## DIRECTIONS
Output the records from the start up to and including the line containing "100, 506, 209]" as a Markdown table with the columns "No." and "Entry", giving each line its own row number and leaving out blank lines.

[Entries from a dataset]

========

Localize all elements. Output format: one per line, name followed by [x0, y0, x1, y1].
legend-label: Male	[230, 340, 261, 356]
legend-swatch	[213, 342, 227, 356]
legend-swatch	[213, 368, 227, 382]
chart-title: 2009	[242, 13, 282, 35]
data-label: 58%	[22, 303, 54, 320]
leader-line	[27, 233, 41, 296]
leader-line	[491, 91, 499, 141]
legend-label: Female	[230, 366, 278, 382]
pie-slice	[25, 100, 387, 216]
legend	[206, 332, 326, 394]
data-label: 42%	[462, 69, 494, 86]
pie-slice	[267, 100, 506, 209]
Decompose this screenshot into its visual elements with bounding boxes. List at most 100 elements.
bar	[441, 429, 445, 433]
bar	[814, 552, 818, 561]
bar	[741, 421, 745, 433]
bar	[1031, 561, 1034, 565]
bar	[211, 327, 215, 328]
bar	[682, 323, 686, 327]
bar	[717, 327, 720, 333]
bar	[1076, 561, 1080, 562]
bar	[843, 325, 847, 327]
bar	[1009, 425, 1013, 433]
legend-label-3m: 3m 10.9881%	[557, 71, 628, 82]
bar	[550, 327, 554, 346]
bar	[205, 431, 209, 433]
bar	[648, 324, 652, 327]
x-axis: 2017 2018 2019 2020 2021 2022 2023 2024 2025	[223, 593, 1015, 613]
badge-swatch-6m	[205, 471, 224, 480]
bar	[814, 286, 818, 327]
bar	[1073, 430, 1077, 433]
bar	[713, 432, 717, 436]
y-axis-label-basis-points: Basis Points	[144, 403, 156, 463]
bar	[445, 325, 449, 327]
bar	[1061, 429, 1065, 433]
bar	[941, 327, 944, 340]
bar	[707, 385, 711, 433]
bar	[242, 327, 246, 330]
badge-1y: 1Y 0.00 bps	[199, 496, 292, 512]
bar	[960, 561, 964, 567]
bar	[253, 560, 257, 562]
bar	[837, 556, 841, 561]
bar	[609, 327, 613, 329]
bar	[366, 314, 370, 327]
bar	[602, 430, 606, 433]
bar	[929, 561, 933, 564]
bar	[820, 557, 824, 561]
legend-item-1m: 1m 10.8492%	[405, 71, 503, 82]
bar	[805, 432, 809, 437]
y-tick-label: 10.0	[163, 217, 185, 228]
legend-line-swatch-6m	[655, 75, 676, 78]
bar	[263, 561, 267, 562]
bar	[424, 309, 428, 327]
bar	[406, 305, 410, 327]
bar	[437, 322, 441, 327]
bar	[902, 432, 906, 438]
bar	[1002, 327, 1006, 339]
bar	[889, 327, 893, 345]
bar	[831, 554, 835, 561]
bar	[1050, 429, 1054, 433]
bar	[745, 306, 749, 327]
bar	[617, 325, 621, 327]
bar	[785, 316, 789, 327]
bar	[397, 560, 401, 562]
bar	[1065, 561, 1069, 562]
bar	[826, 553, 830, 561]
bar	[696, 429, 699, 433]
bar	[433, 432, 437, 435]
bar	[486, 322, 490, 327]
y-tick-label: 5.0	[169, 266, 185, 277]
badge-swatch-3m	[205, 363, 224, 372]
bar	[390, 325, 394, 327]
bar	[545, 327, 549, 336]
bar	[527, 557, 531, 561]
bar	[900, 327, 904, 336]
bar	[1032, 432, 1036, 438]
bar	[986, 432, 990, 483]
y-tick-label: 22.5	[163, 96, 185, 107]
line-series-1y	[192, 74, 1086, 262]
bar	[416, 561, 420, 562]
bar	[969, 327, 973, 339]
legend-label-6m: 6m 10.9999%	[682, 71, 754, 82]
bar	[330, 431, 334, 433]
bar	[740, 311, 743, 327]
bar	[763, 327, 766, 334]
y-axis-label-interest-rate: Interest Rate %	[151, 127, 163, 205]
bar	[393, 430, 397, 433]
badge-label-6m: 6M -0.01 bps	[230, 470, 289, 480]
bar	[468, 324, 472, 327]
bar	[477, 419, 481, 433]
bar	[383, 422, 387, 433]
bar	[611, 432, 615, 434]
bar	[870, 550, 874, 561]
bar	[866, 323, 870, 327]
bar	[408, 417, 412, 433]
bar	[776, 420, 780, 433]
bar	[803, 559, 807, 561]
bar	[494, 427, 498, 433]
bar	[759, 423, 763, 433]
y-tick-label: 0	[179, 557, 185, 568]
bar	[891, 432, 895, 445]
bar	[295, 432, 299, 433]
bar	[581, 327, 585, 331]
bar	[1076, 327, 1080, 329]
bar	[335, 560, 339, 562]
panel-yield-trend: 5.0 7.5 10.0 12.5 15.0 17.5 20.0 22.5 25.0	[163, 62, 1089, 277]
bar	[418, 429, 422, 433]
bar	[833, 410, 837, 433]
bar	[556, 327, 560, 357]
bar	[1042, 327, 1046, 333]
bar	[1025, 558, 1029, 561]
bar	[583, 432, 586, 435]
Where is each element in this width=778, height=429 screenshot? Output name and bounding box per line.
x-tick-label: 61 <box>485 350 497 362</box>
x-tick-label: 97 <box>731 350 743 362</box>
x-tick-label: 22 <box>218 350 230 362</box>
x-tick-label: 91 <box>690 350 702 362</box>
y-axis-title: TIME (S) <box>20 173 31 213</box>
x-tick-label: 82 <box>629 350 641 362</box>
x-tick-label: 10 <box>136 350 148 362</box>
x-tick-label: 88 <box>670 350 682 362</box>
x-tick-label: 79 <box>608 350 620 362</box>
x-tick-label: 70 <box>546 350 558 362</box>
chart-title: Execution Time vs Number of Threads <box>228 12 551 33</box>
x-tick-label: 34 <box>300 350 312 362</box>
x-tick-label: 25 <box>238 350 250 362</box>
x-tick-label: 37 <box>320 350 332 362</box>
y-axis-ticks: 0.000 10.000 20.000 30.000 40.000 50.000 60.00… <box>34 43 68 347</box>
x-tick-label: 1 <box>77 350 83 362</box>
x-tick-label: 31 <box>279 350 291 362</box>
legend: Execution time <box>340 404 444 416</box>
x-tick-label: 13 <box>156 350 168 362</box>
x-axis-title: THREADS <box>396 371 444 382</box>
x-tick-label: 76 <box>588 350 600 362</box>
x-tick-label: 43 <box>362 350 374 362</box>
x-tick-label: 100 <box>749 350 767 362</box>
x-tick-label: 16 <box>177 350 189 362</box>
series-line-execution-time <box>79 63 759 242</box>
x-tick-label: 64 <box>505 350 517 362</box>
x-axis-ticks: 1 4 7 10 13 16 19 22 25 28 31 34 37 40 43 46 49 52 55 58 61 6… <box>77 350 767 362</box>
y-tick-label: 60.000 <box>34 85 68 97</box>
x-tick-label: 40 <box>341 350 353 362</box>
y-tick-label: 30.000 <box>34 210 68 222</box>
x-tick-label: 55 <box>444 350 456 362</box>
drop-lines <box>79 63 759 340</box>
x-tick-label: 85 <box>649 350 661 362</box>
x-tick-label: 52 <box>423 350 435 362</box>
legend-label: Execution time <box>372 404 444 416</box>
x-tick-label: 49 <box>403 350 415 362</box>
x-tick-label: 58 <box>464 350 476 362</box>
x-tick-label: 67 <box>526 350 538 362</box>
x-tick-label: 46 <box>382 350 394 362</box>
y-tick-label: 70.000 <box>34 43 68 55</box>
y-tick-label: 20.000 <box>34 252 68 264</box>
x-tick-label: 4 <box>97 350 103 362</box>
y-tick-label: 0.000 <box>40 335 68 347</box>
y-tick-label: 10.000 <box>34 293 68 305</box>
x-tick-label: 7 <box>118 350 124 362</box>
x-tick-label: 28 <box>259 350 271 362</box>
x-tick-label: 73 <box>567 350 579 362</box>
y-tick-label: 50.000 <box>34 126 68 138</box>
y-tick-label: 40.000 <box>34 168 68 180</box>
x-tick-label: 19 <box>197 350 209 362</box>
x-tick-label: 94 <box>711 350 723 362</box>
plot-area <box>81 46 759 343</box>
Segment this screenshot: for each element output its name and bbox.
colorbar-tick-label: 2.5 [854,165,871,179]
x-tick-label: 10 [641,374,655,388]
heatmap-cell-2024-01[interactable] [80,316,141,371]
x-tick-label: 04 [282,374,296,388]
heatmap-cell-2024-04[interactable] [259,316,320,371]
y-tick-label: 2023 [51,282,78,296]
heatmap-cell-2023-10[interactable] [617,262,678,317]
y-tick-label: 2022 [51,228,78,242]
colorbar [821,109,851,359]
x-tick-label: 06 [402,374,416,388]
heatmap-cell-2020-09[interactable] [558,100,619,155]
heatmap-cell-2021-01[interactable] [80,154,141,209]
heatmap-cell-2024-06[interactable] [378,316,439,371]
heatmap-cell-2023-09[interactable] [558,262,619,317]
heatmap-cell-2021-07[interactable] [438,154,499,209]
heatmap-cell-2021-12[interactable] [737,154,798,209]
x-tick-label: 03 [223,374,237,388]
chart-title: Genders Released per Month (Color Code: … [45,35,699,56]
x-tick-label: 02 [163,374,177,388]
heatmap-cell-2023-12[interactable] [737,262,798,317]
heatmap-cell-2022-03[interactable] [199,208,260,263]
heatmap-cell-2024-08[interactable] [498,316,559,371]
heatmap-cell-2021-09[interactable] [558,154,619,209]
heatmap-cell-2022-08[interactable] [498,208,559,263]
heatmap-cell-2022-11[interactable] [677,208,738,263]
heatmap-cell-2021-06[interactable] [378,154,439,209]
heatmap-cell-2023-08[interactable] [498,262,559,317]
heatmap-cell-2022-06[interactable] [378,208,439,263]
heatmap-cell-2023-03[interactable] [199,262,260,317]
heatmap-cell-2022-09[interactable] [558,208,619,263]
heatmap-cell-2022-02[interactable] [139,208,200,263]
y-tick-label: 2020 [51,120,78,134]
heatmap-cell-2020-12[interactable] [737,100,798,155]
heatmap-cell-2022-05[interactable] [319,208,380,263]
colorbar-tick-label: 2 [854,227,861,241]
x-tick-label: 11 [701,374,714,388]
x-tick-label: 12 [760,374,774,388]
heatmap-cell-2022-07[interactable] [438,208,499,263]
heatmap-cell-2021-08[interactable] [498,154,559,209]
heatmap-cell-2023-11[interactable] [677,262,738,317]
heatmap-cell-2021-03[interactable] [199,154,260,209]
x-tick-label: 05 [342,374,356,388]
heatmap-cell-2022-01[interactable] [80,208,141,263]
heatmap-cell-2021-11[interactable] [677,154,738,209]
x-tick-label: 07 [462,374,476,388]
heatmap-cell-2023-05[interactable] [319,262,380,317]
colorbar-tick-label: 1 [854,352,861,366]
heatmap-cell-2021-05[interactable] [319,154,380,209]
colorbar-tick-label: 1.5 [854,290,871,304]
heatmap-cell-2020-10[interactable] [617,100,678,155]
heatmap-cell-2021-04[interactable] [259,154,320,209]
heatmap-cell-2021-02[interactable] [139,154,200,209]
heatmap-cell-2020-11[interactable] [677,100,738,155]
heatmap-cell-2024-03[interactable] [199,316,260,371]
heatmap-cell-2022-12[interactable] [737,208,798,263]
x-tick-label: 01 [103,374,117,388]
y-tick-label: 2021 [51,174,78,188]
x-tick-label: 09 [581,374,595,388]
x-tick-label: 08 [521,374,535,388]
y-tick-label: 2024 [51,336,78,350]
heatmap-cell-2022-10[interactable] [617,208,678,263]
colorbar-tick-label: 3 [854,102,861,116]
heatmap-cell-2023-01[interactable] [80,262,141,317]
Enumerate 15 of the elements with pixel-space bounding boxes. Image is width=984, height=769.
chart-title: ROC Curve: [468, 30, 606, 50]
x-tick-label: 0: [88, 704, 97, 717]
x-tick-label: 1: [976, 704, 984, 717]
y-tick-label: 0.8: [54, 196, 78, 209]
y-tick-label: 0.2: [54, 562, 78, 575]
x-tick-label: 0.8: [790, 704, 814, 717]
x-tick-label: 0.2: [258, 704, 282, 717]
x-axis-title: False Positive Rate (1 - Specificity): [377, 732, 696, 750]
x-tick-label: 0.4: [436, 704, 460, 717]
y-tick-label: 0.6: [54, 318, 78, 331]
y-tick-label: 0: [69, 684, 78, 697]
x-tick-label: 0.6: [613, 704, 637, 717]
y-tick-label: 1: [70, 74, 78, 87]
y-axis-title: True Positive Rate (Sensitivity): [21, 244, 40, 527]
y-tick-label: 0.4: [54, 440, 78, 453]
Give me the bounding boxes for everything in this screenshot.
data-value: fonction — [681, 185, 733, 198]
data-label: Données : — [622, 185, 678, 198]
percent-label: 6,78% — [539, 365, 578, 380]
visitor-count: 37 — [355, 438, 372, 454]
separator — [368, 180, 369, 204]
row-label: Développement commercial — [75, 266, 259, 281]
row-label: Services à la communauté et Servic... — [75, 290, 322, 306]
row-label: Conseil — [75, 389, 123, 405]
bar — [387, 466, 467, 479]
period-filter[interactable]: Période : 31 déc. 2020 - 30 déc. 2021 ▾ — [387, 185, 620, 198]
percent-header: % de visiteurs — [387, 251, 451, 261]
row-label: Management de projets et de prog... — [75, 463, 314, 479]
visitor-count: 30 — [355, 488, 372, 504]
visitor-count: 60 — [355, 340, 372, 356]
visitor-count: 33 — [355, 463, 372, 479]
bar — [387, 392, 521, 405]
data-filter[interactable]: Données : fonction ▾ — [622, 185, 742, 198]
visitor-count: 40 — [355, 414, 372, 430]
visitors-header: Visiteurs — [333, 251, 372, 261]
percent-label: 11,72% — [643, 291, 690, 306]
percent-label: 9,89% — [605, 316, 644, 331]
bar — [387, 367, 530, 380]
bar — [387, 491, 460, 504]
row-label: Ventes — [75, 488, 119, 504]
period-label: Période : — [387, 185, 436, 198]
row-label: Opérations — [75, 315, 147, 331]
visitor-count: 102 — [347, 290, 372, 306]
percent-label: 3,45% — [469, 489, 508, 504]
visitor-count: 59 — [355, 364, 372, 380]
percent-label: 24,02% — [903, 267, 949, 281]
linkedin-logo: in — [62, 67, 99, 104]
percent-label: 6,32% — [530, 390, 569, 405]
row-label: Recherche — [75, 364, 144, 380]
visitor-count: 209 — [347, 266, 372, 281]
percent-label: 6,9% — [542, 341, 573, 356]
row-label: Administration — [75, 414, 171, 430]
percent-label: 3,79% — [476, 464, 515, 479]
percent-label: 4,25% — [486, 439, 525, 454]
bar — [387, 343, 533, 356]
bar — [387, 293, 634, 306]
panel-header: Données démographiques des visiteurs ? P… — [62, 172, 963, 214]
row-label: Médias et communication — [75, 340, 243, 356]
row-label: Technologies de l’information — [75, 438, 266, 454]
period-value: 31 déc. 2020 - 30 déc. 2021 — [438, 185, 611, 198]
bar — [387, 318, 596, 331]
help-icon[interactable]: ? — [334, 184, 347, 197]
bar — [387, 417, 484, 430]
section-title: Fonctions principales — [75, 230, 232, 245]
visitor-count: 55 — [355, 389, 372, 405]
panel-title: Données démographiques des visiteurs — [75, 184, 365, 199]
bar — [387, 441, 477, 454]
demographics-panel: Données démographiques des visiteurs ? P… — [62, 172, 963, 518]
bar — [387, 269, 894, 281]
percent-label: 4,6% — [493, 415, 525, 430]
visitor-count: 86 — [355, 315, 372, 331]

========

## EXERCISE RESPONSE
| No. | Entry |
|---|---|
| 1 | Localize all elements. Output format: one per line, name followed by [x0, y0, x1, y1]. |
| 2 | legend-label: Male	[230, 340, 261, 356] |
| 3 | legend-swatch	[213, 342, 227, 356] |
| 4 | legend-swatch	[213, 368, 227, 382] |
| 5 | chart-title: 2009	[242, 13, 282, 35] |
| 6 | data-label: 58%	[22, 303, 54, 320] |
| 7 | leader-line	[27, 233, 41, 296] |
| 8 | leader-line	[491, 91, 499, 141] |
| 9 | legend-label: Female	[230, 366, 278, 382] |
| 10 | pie-slice	[25, 100, 387, 216] |
| 11 | legend	[206, 332, 326, 394] |
| 12 | data-label: 42%	[462, 69, 494, 86] |
| 13 | pie-slice	[267, 100, 506, 209] |